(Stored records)

=-=-=-=-=

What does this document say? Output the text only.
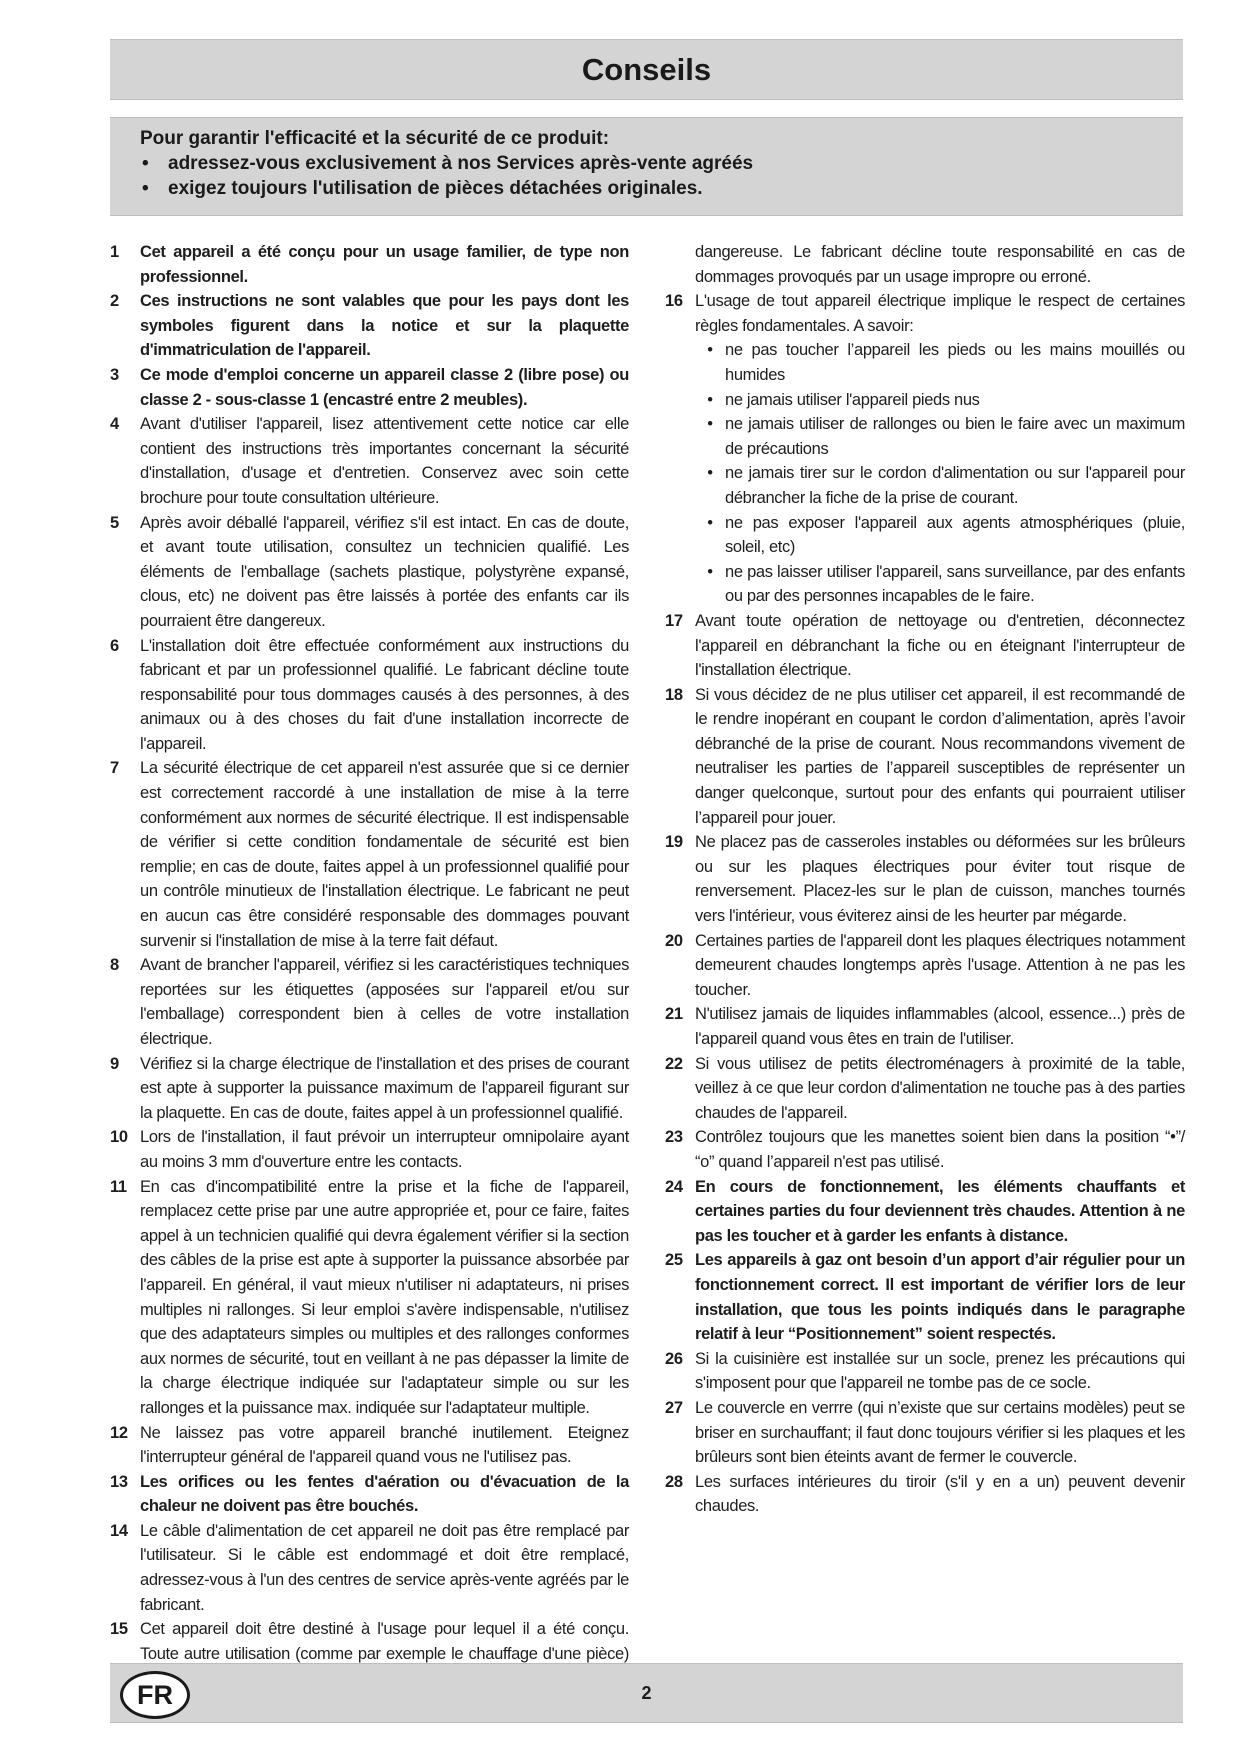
Conseils
Pour garantir l'efficacité et la sécurité de ce produit:
• adressez-vous exclusivement à nos Services après-vente agréés
• exigez toujours l'utilisation de pièces détachées originales.
1	Cet appareil a été conçu pour un usage familier, de type non professionnel.
2	Ces instructions ne sont valables que pour les pays dont les symboles figurent dans la notice et sur la plaquette d'immatriculation de l'appareil.
3	Ce mode d'emploi concerne un appareil classe 2 (libre pose) ou classe 2 - sous-classe 1 (encastré entre 2 meubles).
4	Avant d'utiliser l'appareil, lisez attentivement cette notice car elle contient des instructions très importantes concernant la sécurité d'installation, d'usage et d'entretien. Conservez avec soin cette brochure pour toute consultation ultérieure.
5	Après avoir déballé l'appareil, vérifiez s'il est intact. En cas de doute, et avant toute utilisation, consultez un technicien qualifié. Les éléments de l'emballage (sachets plastique, polystyrène expansé, clous, etc) ne doivent pas être laissés à portée des enfants car ils pourraient être dangereux.
6	L'installation doit être effectuée conformément aux instructions du fabricant et par un professionnel qualifié. Le fabricant décline toute responsabilité pour tous dommages causés à des personnes, à des animaux ou à des choses du fait d'une installation incorrecte de l'appareil.
7	La sécurité électrique de cet appareil n'est assurée que si ce dernier est correctement raccordé à une installation de mise à la terre conformément aux normes de sécurité électrique. Il est indispensable de vérifier si cette condition fondamentale de sécurité est bien remplie; en cas de doute, faites appel à un professionnel qualifié pour un contrôle minutieux de l'installation électrique. Le fabricant ne peut en aucun cas être considéré responsable des dommages pouvant survenir si l'installation de mise à la terre fait défaut.
8	Avant de brancher l'appareil, vérifiez si les caractéristiques techniques reportées sur les étiquettes (apposées sur l'appareil et/ou sur l'emballage) correspondent bien à celles de votre installation électrique.
9	Vérifiez si la charge électrique de l'installation et des prises de courant est apte à supporter la puissance maximum de l'appareil figurant sur la plaquette. En cas de doute, faites appel à un professionnel qualifié.
10 Lors de l'installation, il faut prévoir un interrupteur omnipolaire ayant au moins 3 mm d'ouverture entre les contacts.
11 En cas d'incompatibilité entre la prise et la fiche de l'appareil, remplacez cette prise par une autre appropriée et, pour ce faire, faites appel à un technicien qualifié qui devra également vérifier si la section des câbles de la prise est apte à supporter la puissance absorbée par l'appareil. En général, il vaut mieux n'utiliser ni adaptateurs, ni prises multiples ni rallonges. Si leur emploi s'avère indispensable, n'utilisez que des adaptateurs simples ou multiples et des rallonges conformes aux normes de sécurité, tout en veillant à ne pas dépasser la limite de la charge électrique indiquée sur l'adaptateur simple ou sur les rallonges et la puissance max. indiquée sur l'adaptateur multiple.
12 Ne laissez pas votre appareil branché inutilement. Eteignez l'interrupteur général de l'appareil quand vous ne l'utilisez pas.
13 Les orifices ou les fentes d'aération ou d'évacuation de la chaleur ne doivent pas être bouchés.
14 Le câble d'alimentation de cet appareil ne doit pas être remplacé par l'utilisateur. Si le câble est endommagé et doit être remplacé, adressez-vous à l'un des centres de service après-vente agréés par le fabricant.
15 Cet appareil doit être destiné à l'usage pour lequel il a été conçu. Toute autre utilisation (comme par exemple le chauffage d'une pièce)
dangereuse. Le fabricant décline toute responsabilité en cas de dommages provoqués par un usage impropre ou erroné.
16 L'usage de tout appareil électrique implique le respect de certaines règles fondamentales. A savoir:
• ne pas toucher l’appareil les pieds ou les mains mouillés ou humides
• ne jamais utiliser l'appareil pieds nus
• ne jamais utiliser de rallonges ou bien le faire avec un maximum de précautions
• ne jamais tirer sur le cordon d'alimentation ou sur l'appareil pour débrancher la fiche de la prise de courant.
• ne pas exposer l'appareil aux agents atmosphériques (pluie, soleil, etc)
• ne pas laisser utiliser l'appareil, sans surveillance, par des enfants ou par des personnes incapables de le faire.
17 Avant toute opération de nettoyage ou d'entretien, déconnectez l'appareil en débranchant la fiche ou en éteignant l'interrupteur de l'installation électrique.
18 Si vous décidez de ne plus utiliser cet appareil, il est recommandé de le rendre inopérant en coupant le cordon d’alimentation, après l’avoir débranché de la prise de courant. Nous recommandons vivement de neutraliser les parties de l’appareil susceptibles de représenter un danger quelconque, surtout pour des enfants qui pourraient utiliser l’appareil pour jouer.
19 Ne placez pas de casseroles instables ou déformées sur les brûleurs ou sur les plaques électriques pour éviter tout risque de renversement. Placez-les sur le plan de cuisson, manches tournés vers l'intérieur, vous éviterez ainsi de les heurter par mégarde.
20 Certaines parties de l'appareil dont les plaques électriques notamment demeurent chaudes longtemps après l'usage. Attention à ne pas les toucher.
21 N'utilisez jamais de liquides inflammables (alcool, essence...) près de l'appareil quand vous êtes en train de l'utiliser.
22 Si vous utilisez de petits électroménagers à proximité de la table, veillez à ce que leur cordon d'alimentation ne touche pas à des parties chaudes de l'appareil.
23 Contrôlez toujours que les manettes soient bien dans la position “•”/ “o” quand l’appareil n'est pas utilisé.
24 En cours de fonctionnement, les éléments chauffants et certaines parties du four deviennent très chaudes. Attention à ne pas les toucher et à garder les enfants à distance.
25 Les appareils à gaz ont besoin d’un apport d’air régulier pour un fonctionnement correct. Il est important de vérifier lors de leur installation, que tous les points indiqués dans le paragraphe relatif à leur “Positionnement” soient respectés.
26 Si la cuisinière est installée sur un socle, prenez les précautions qui s'imposent pour que l'appareil ne tombe pas de ce socle.
27 Le couvercle en verrre (qui n’existe que sur certains modèles) peut se briser en surchauffant; il faut donc toujours vérifier si les plaques et les brûleurs sont bien éteints avant de fermer le couvercle.
28 Les surfaces intérieures du tiroir (s'il y en a un) peuvent devenir chaudes.
FR	2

=-=-=-=-=

» Exercise aim: Without including any picture, repeat the data exactly.

» Completed exercise:
What does this document say? Output the text only.
Conseils
Pour garantir l'efficacité et la sécurité de ce produit:
• adressez-vous exclusivement à nos Services après-vente agréés
• exigez toujours l'utilisation de pièces détachées originales.
1	Cet appareil a été conçu pour un usage familier, de type non professionnel.
2	Ces instructions ne sont valables que pour les pays dont les symboles figurent dans la notice et sur la plaquette d'immatriculation de l'appareil.
3	Ce mode d'emploi concerne un appareil classe 2 (libre pose) ou classe 2 - sous-classe 1 (encastré entre 2 meubles).
4	Avant d'utiliser l'appareil, lisez attentivement cette notice car elle contient des instructions très importantes concernant la sécurité d'installation, d'usage et d'entretien. Conservez avec soin cette brochure pour toute consultation ultérieure.
5	Après avoir déballé l'appareil, vérifiez s'il est intact. En cas de doute, et avant toute utilisation, consultez un technicien qualifié. Les éléments de l'emballage (sachets plastique, polystyrène expansé, clous, etc) ne doivent pas être laissés à portée des enfants car ils pourraient être dangereux.
6	L'installation doit être effectuée conformément aux instructions du fabricant et par un professionnel qualifié. Le fabricant décline toute responsabilité pour tous dommages causés à des personnes, à des animaux ou à des choses du fait d'une installation incorrecte de l'appareil.
7	La sécurité électrique de cet appareil n'est assurée que si ce dernier est correctement raccordé à une installation de mise à la terre conformément aux normes de sécurité électrique. Il est indispensable de vérifier si cette condition fondamentale de sécurité est bien remplie; en cas de doute, faites appel à un professionnel qualifié pour un contrôle minutieux de l'installation électrique. Le fabricant ne peut en aucun cas être considéré responsable des dommages pouvant survenir si l'installation de mise à la terre fait défaut.
8	Avant de brancher l'appareil, vérifiez si les caractéristiques techniques reportées sur les étiquettes (apposées sur l'appareil et/ou sur l'emballage) correspondent bien à celles de votre installation électrique.
9	Vérifiez si la charge électrique de l'installation et des prises de courant est apte à supporter la puissance maximum de l'appareil figurant sur la plaquette. En cas de doute, faites appel à un professionnel qualifié.
10 Lors de l'installation, il faut prévoir un interrupteur omnipolaire ayant au moins 3 mm d'ouverture entre les contacts.
11 En cas d'incompatibilité entre la prise et la fiche de l'appareil, remplacez cette prise par une autre appropriée et, pour ce faire, faites appel à un technicien qualifié qui devra également vérifier si la section des câbles de la prise est apte à supporter la puissance absorbée par l'appareil. En général, il vaut mieux n'utiliser ni adaptateurs, ni prises multiples ni rallonges. Si leur emploi s'avère indispensable, n'utilisez que des adaptateurs simples ou multiples et des rallonges conformes aux normes de sécurité, tout en veillant à ne pas dépasser la limite de la charge électrique indiquée sur l'adaptateur simple ou sur les rallonges et la puissance max. indiquée sur l'adaptateur multiple.
12 Ne laissez pas votre appareil branché inutilement. Eteignez l'interrupteur général de l'appareil quand vous ne l'utilisez pas.
13 Les orifices ou les fentes d'aération ou d'évacuation de la chaleur ne doivent pas être bouchés.
14 Le câble d'alimentation de cet appareil ne doit pas être remplacé par l'utilisateur. Si le câble est endommagé et doit être remplacé, adressez-vous à l'un des centres de service après-vente agréés par le fabricant.
15 Cet appareil doit être destiné à l'usage pour lequel il a été conçu. Toute autre utilisation (comme par exemple le chauffage d'une pièce)
dangereuse. Le fabricant décline toute responsabilité en cas de dommages provoqués par un usage impropre ou erroné.
16 L'usage de tout appareil électrique implique le respect de certaines règles fondamentales. A savoir:
• ne pas toucher l’appareil les pieds ou les mains mouillés ou humides
• ne jamais utiliser l'appareil pieds nus
• ne jamais utiliser de rallonges ou bien le faire avec un maximum de précautions
• ne jamais tirer sur le cordon d'alimentation ou sur l'appareil pour débrancher la fiche de la prise de courant.
• ne pas exposer l'appareil aux agents atmosphériques (pluie, soleil, etc)
• ne pas laisser utiliser l'appareil, sans surveillance, par des enfants ou par des personnes incapables de le faire.
17 Avant toute opération de nettoyage ou d'entretien, déconnectez l'appareil en débranchant la fiche ou en éteignant l'interrupteur de l'installation électrique.
18 Si vous décidez de ne plus utiliser cet appareil, il est recommandé de le rendre inopérant en coupant le cordon d’alimentation, après l’avoir débranché de la prise de courant. Nous recommandons vivement de neutraliser les parties de l’appareil susceptibles de représenter un danger quelconque, surtout pour des enfants qui pourraient utiliser l’appareil pour jouer.
19 Ne placez pas de casseroles instables ou déformées sur les brûleurs ou sur les plaques électriques pour éviter tout risque de renversement. Placez-les sur le plan de cuisson, manches tournés vers l'intérieur, vous éviterez ainsi de les heurter par mégarde.
20 Certaines parties de l'appareil dont les plaques électriques notamment demeurent chaudes longtemps après l'usage. Attention à ne pas les toucher.
21 N'utilisez jamais de liquides inflammables (alcool, essence...) près de l'appareil quand vous êtes en train de l'utiliser.
22 Si vous utilisez de petits électroménagers à proximité de la table, veillez à ce que leur cordon d'alimentation ne touche pas à des parties chaudes de l'appareil.
23 Contrôlez toujours que les manettes soient bien dans la position “•”/ “o” quand l’appareil n'est pas utilisé.
24 En cours de fonctionnement, les éléments chauffants et certaines parties du four deviennent très chaudes. Attention à ne pas les toucher et à garder les enfants à distance.
25 Les appareils à gaz ont besoin d’un apport d’air régulier pour un fonctionnement correct. Il est important de vérifier lors de leur installation, que tous les points indiqués dans le paragraphe relatif à leur “Positionnement” soient respectés.
26 Si la cuisinière est installée sur un socle, prenez les précautions qui s'imposent pour que l'appareil ne tombe pas de ce socle.
27 Le couvercle en verrre (qui n’existe que sur certains modèles) peut se briser en surchauffant; il faut donc toujours vérifier si les plaques et les brûleurs sont bien éteints avant de fermer le couvercle.
28 Les surfaces intérieures du tiroir (s'il y en a un) peuvent devenir chaudes.
FR	2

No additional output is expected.